■ WRITTEN EXERCISE
Review the lines that follow and copy each one that contains the word "parallel".

■ ENTRIES
===============
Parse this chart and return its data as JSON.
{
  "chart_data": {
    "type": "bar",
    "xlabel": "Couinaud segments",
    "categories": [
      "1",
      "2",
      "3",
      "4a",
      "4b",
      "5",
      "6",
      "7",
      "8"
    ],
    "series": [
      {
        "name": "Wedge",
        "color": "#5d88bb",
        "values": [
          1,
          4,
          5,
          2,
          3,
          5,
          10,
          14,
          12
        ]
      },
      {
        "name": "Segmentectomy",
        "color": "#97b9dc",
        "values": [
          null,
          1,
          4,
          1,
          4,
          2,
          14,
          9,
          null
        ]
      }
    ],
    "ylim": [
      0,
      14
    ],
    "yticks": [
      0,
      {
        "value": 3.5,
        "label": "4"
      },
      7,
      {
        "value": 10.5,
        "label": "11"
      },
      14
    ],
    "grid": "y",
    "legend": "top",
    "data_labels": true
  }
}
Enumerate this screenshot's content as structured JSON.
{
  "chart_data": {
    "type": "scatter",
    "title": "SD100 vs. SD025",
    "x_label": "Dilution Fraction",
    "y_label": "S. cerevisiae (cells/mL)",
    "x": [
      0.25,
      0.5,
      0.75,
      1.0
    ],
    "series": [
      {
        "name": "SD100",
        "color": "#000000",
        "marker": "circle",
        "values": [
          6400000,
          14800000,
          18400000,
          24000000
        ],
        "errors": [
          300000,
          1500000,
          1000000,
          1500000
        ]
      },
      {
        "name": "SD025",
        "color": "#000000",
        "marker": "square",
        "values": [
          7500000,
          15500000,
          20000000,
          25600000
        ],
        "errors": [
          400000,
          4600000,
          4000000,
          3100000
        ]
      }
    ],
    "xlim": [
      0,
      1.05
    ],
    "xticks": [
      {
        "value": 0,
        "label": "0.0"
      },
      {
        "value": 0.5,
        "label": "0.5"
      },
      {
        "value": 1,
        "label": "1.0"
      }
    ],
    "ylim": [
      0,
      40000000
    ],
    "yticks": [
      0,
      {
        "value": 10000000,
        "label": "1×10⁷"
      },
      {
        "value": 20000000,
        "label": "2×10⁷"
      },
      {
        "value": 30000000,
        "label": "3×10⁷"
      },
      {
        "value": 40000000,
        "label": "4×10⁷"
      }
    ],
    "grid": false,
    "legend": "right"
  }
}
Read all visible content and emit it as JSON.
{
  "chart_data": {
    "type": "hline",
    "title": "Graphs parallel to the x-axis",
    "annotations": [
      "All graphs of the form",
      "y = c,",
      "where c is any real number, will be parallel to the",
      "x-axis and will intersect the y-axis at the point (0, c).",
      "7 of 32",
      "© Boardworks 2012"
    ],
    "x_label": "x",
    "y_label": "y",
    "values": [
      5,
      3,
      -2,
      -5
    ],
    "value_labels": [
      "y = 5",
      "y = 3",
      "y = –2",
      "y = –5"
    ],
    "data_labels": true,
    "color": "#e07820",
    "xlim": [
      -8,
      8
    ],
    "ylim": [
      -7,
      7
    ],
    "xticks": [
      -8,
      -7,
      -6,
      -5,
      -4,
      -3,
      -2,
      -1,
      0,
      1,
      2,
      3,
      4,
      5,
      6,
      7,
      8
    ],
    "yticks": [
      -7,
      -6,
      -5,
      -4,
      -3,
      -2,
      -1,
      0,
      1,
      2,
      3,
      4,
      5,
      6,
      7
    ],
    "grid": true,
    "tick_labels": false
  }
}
===============
■ WRITTEN ANSWER
    "title": "Graphs parallel to the x-axis",
      "where c is any real number, will be parallel to the",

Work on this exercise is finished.